Records for this exercise >>

↓↓↓

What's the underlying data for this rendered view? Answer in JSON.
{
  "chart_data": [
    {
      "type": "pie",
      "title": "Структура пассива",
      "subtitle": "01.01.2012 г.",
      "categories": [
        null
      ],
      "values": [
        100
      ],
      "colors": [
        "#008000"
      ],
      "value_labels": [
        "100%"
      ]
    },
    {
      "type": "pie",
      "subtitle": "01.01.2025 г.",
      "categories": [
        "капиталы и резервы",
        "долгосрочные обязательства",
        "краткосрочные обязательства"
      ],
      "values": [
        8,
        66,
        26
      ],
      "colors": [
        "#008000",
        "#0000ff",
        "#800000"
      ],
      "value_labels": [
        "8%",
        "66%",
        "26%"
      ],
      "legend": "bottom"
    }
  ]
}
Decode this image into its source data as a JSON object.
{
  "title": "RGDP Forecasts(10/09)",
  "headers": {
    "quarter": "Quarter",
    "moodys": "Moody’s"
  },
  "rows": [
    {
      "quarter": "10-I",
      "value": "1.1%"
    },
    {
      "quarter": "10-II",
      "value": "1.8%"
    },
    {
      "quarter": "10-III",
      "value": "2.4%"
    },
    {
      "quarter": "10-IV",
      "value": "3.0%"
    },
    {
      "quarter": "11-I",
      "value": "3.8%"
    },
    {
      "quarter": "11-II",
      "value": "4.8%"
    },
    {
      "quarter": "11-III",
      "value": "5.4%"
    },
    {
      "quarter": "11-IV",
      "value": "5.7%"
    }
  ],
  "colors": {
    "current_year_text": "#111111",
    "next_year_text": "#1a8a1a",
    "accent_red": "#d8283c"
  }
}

↑↑↑
↓↓↓

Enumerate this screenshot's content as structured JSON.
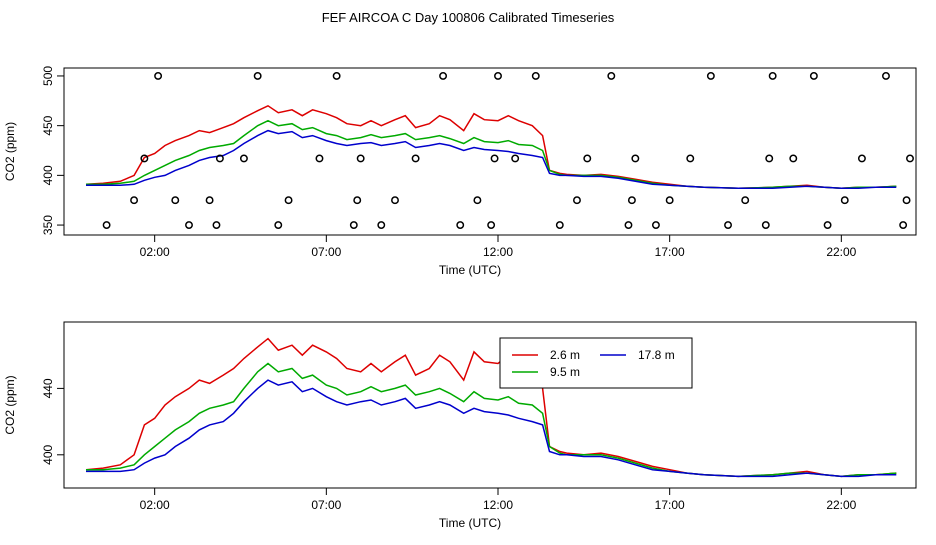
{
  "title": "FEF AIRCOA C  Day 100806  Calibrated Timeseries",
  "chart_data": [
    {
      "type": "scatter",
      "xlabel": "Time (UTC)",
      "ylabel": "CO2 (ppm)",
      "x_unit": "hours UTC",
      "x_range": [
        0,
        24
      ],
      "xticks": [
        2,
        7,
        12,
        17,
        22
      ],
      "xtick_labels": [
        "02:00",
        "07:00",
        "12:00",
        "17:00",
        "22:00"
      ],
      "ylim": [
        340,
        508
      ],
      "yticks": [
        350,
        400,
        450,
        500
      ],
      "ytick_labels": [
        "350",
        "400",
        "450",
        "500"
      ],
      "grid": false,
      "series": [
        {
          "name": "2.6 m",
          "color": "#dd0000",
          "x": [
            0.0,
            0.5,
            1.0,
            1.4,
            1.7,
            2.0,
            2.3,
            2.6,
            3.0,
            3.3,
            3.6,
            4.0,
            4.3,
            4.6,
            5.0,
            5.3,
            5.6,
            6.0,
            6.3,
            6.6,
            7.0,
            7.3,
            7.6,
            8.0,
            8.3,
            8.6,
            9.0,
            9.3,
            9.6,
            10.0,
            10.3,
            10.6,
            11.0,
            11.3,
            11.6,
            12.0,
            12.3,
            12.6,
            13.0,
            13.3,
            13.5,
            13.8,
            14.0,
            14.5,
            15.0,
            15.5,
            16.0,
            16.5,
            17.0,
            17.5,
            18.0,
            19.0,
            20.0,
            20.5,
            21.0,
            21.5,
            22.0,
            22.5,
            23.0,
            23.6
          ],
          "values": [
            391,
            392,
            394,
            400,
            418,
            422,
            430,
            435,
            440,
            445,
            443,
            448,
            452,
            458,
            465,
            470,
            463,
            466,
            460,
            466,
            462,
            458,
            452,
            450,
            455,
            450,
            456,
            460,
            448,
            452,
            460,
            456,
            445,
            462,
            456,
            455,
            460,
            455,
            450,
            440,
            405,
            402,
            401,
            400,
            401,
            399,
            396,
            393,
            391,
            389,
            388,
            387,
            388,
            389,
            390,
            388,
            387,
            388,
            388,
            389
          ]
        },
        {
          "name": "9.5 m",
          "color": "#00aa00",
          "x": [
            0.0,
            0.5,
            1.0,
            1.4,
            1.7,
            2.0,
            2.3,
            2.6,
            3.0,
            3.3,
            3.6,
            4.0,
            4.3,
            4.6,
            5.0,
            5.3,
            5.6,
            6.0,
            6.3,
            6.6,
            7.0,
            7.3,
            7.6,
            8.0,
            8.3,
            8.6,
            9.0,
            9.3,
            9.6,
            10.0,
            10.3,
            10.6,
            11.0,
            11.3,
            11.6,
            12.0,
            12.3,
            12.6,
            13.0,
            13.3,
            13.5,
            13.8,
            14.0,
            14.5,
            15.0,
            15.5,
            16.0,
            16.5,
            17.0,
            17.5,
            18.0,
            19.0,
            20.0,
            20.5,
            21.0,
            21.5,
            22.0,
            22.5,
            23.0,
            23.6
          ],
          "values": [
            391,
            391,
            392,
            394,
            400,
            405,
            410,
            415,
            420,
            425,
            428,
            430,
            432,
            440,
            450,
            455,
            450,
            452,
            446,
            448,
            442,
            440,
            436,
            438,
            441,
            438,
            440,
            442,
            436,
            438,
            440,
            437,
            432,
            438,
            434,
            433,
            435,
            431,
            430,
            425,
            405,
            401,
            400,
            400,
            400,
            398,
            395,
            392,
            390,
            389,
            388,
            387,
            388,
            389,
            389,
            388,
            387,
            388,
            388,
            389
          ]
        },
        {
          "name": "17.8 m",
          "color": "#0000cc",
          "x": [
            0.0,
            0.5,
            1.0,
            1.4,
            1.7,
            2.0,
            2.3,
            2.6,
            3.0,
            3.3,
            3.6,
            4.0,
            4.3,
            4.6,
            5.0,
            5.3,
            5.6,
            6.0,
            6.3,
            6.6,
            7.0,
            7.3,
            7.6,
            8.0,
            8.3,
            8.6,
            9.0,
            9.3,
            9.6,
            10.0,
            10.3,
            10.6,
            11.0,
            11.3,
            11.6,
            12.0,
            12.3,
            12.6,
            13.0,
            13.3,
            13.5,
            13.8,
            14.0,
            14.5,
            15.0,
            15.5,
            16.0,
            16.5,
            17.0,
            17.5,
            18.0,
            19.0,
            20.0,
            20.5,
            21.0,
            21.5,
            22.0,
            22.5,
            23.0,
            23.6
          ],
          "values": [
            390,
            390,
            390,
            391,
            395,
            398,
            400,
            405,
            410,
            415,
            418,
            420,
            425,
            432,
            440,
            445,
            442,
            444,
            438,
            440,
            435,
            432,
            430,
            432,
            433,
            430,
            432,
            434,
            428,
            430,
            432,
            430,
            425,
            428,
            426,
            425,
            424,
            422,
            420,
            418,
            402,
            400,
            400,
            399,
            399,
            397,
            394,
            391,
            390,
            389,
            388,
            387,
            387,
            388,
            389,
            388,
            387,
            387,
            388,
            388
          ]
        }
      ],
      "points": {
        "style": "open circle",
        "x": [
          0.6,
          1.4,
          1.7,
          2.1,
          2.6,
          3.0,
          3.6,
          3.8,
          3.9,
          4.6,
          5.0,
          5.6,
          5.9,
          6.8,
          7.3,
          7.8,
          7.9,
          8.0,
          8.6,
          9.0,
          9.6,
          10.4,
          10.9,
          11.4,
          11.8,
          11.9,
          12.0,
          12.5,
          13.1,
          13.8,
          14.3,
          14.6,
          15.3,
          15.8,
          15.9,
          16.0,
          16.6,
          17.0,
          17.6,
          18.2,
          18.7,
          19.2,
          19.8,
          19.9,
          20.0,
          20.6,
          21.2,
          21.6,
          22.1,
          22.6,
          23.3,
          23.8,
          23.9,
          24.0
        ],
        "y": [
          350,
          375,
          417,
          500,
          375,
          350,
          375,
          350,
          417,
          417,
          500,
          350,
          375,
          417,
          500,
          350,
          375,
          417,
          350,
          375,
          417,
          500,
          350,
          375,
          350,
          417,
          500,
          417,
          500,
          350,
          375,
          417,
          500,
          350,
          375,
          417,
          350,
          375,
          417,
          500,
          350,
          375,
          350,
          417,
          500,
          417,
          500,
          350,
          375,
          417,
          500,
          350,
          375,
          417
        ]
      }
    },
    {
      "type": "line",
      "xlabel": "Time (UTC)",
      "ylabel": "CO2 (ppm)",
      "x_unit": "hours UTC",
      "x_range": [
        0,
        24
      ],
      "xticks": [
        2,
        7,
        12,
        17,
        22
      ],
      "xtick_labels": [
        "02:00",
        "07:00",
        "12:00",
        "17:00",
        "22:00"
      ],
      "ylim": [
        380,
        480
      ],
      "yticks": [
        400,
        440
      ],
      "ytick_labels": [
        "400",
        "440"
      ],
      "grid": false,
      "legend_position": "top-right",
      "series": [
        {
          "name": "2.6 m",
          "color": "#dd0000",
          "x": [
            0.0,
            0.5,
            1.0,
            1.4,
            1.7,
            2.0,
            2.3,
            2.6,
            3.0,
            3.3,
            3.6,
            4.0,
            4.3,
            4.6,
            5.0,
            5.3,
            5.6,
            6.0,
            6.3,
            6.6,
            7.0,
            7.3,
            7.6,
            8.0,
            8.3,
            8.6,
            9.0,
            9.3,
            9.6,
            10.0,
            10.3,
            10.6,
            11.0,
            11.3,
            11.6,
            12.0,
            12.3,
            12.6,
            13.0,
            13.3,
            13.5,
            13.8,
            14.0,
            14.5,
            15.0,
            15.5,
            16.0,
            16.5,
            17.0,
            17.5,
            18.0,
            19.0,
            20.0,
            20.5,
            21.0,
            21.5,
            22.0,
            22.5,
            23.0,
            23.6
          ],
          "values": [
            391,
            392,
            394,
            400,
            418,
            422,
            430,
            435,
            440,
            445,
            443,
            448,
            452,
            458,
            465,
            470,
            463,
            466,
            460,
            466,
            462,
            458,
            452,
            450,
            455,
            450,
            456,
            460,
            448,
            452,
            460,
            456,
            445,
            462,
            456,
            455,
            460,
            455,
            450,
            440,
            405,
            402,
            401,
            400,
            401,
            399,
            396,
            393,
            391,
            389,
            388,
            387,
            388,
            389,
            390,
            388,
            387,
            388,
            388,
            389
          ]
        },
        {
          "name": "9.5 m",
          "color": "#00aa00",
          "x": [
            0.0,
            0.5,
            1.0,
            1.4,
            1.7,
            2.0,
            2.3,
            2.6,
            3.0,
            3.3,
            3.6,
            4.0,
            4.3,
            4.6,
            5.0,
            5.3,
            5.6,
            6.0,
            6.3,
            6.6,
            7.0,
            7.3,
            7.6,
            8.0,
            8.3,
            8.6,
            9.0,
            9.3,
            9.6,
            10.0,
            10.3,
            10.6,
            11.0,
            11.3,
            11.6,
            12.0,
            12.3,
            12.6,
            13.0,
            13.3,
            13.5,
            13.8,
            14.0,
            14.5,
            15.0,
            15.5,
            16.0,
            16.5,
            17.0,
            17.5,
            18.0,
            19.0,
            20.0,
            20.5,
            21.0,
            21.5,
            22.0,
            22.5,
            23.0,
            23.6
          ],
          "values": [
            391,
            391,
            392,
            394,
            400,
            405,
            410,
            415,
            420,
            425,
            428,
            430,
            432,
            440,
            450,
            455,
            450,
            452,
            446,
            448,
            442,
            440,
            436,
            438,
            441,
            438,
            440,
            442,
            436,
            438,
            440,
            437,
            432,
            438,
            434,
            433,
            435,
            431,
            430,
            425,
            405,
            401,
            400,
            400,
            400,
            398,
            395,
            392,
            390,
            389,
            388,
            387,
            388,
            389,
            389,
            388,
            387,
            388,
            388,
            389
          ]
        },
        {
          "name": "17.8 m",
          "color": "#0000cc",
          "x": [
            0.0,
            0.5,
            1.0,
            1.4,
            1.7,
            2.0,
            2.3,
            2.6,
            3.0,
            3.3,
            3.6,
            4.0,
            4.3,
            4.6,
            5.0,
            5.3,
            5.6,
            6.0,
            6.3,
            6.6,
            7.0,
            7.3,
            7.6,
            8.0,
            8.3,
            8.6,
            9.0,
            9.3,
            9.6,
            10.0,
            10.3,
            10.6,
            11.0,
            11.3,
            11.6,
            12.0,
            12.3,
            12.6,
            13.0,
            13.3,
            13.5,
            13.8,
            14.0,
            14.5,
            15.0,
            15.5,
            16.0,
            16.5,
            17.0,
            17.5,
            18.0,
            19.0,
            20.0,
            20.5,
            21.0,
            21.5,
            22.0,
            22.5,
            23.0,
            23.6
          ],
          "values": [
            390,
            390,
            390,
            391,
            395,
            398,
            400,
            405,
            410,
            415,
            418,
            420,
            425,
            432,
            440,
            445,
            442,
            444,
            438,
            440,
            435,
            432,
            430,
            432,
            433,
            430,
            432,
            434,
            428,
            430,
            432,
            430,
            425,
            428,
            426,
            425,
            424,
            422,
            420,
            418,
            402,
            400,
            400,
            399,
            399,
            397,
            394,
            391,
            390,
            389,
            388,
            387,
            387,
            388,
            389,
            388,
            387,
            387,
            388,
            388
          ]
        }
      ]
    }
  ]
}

↑↑↑

Directions for this task >> Count every line above that holds the string "subtitle" and give the total, nothing more.

Solution for this exercise >> 2